Task directions:
Give the data below again, word for word.

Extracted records
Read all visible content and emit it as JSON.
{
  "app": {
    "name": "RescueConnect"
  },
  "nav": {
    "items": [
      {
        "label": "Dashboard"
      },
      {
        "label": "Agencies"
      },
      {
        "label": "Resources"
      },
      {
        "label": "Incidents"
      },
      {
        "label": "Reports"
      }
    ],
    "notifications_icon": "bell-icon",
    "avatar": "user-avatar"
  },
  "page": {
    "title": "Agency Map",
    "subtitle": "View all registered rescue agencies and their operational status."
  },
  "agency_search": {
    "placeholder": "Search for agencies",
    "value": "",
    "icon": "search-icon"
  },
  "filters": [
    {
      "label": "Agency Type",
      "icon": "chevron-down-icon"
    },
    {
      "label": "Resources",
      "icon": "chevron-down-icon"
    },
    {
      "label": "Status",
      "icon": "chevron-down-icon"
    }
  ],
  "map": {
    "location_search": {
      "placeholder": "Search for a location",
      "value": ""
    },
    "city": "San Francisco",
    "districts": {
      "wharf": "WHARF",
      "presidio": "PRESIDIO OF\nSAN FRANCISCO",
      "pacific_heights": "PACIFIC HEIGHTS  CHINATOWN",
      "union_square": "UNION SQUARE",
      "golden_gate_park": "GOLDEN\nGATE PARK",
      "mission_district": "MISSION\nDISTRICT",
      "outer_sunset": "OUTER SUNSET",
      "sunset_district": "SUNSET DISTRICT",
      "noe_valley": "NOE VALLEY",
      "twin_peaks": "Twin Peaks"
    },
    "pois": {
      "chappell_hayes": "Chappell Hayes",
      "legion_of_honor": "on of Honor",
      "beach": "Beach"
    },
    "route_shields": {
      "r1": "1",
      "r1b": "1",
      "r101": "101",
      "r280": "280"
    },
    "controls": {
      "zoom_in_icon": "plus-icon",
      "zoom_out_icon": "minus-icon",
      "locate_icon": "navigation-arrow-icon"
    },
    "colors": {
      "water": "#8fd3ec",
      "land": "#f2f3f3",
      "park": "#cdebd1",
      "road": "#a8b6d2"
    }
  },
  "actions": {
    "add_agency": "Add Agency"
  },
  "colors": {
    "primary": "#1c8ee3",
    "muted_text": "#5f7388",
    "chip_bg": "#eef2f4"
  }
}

Solution to the problem:
Read all visible content and emit it as JSON.
{
  "app": {
    "name": "RescueConnect"
  },
  "nav": {
    "items": [
      {
        "label": "Dashboard"
      },
      {
        "label": "Agencies"
      },
      {
        "label": "Resources"
      },
      {
        "label": "Incidents"
      },
      {
        "label": "Reports"
      }
    ],
    "notifications_icon": "bell-icon",
    "avatar": "user-avatar"
  },
  "page": {
    "title": "Agency Map",
    "subtitle": "View all registered rescue agencies and their operational status."
  },
  "agency_search": {
    "placeholder": "Search for agencies",
    "value": "",
    "icon": "search-icon"
  },
  "filters": [
    {
      "label": "Agency Type",
      "icon": "chevron-down-icon"
    },
    {
      "label": "Resources",
      "icon": "chevron-down-icon"
    },
    {
      "label": "Status",
      "icon": "chevron-down-icon"
    }
  ],
  "map": {
    "location_search": {
      "placeholder": "Search for a location",
      "value": ""
    },
    "city": "San Francisco",
    "districts": {
      "wharf": "WHARF",
      "presidio": "PRESIDIO OF\nSAN FRANCISCO",
      "pacific_heights": "PACIFIC HEIGHTS  CHINATOWN",
      "union_square": "UNION SQUARE",
      "golden_gate_park": "GOLDEN\nGATE PARK",
      "mission_district": "MISSION\nDISTRICT",
      "outer_sunset": "OUTER SUNSET",
      "sunset_district": "SUNSET DISTRICT",
      "noe_valley": "NOE VALLEY",
      "twin_peaks": "Twin Peaks"
    },
    "pois": {
      "chappell_hayes": "Chappell Hayes",
      "legion_of_honor": "on of Honor",
      "beach": "Beach"
    },
    "route_shields": {
      "r1": "1",
      "r1b": "1",
      "r101": "101",
      "r280": "280"
    },
    "controls": {
      "zoom_in_icon": "plus-icon",
      "zoom_out_icon": "minus-icon",
      "locate_icon": "navigation-arrow-icon"
    },
    "colors": {
      "water": "#8fd3ec",
      "land": "#f2f3f3",
      "park": "#cdebd1",
      "road": "#a8b6d2"
    }
  },
  "actions": {
    "add_agency": "Add Agency"
  },
  "colors": {
    "primary": "#1c8ee3",
    "muted_text": "#5f7388",
    "chip_bg": "#eef2f4"
  }
}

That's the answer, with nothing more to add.